What you have to do
Without the pictures, repeat the listing character for character.

Listed entries
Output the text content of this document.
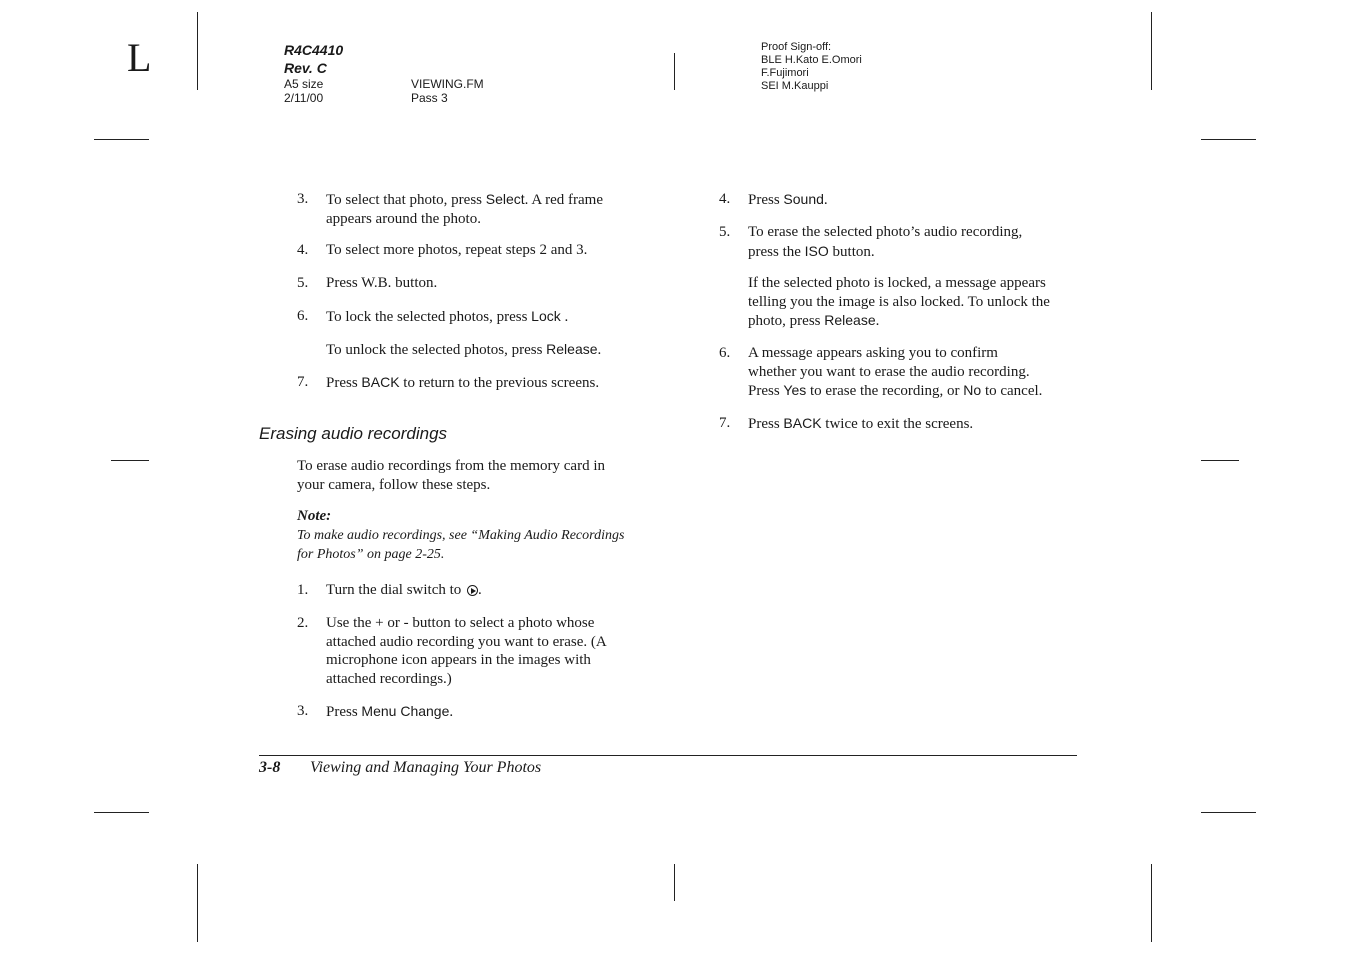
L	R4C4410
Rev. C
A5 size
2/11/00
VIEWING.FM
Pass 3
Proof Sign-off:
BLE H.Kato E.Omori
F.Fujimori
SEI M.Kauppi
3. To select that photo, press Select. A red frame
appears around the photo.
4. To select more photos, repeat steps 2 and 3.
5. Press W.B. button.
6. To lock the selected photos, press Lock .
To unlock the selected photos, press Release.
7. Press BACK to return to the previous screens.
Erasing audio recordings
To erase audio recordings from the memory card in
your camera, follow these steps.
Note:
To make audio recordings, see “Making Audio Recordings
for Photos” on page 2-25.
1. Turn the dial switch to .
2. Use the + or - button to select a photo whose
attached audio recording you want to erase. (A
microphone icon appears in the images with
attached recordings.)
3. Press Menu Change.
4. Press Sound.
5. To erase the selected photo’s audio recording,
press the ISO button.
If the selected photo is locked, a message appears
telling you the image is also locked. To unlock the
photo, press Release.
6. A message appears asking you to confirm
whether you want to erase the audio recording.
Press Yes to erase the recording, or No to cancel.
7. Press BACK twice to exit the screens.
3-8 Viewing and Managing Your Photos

Task output
Output the text content of this document.
L	R4C4410
Rev. C
A5 size
2/11/00
VIEWING.FM
Pass 3
Proof Sign-off:
BLE H.Kato E.Omori
F.Fujimori
SEI M.Kauppi
3. To select that photo, press Select. A red frame
appears around the photo.
4. To select more photos, repeat steps 2 and 3.
5. Press W.B. button.
6. To lock the selected photos, press Lock .
To unlock the selected photos, press Release.
7. Press BACK to return to the previous screens.
Erasing audio recordings
To erase audio recordings from the memory card in
your camera, follow these steps.
Note:
To make audio recordings, see “Making Audio Recordings
for Photos” on page 2-25.
1. Turn the dial switch to .
2. Use the + or - button to select a photo whose
attached audio recording you want to erase. (A
microphone icon appears in the images with
attached recordings.)
3. Press Menu Change.
4. Press Sound.
5. To erase the selected photo’s audio recording,
press the ISO button.
If the selected photo is locked, a message appears
telling you the image is also locked. To unlock the
photo, press Release.
6. A message appears asking you to confirm
whether you want to erase the audio recording.
Press Yes to erase the recording, or No to cancel.
7. Press BACK twice to exit the screens.
3-8 Viewing and Managing Your Photos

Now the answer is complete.